[Records provided]
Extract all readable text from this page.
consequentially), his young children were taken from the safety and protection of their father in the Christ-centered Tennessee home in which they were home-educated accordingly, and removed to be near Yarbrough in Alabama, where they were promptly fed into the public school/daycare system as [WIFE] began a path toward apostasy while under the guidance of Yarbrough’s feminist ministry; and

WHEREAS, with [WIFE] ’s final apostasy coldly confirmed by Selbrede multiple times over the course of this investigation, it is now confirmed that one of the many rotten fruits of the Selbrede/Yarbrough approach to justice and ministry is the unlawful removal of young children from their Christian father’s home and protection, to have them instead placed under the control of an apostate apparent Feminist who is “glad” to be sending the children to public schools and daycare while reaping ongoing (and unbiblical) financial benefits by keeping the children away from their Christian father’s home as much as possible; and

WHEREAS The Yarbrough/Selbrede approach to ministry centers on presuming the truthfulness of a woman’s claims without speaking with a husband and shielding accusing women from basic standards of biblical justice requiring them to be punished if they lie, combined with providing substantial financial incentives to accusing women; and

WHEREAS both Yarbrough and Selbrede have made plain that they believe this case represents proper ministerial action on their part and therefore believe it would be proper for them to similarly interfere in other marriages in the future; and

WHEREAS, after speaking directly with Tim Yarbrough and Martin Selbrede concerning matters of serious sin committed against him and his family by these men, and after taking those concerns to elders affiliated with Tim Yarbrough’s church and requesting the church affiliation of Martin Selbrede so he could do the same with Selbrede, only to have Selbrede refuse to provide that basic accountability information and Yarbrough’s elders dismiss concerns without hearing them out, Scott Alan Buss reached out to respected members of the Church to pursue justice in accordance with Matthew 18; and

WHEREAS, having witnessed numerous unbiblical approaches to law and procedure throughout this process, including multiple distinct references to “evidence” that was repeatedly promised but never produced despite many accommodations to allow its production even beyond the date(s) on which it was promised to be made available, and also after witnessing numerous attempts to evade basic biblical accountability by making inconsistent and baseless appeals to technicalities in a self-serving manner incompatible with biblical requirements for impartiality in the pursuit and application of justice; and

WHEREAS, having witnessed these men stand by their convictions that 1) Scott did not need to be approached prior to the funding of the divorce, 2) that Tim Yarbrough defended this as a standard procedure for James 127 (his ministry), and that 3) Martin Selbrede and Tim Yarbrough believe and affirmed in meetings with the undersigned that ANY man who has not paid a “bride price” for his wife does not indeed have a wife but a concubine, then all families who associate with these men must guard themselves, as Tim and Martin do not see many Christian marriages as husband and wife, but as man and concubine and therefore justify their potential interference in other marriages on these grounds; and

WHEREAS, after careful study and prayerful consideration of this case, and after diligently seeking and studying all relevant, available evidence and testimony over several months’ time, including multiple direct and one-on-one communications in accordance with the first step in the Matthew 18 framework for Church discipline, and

[Directions]
Copy out each line of the listing that holds "believe".

[Output for this exercise]
WHEREAS both Yarbrough and Selbrede have made plain that they believe this case represents proper ministerial action on their part and therefore believe it would be proper for them to similarly interfere in other marriages in the future; and
WHEREAS, having witnessed these men stand by their convictions that 1) Scott did not need to be approached prior to the funding of the divorce, 2) that Tim Yarbrough defended this as a standard procedure for James 127 (his ministry), and that 3) Martin Selbrede and Tim Yarbrough believe and affirmed in meetings with the undersigned that ANY man who has not paid a “bride price” for his wife does not indeed have a wife but a concubine, then all families who associate with these men must guard themselves, as Tim and Martin do not see many Christian marriages as husband and wife, but as man and concubine and therefore justify their potential interference in other marriages on these grounds; and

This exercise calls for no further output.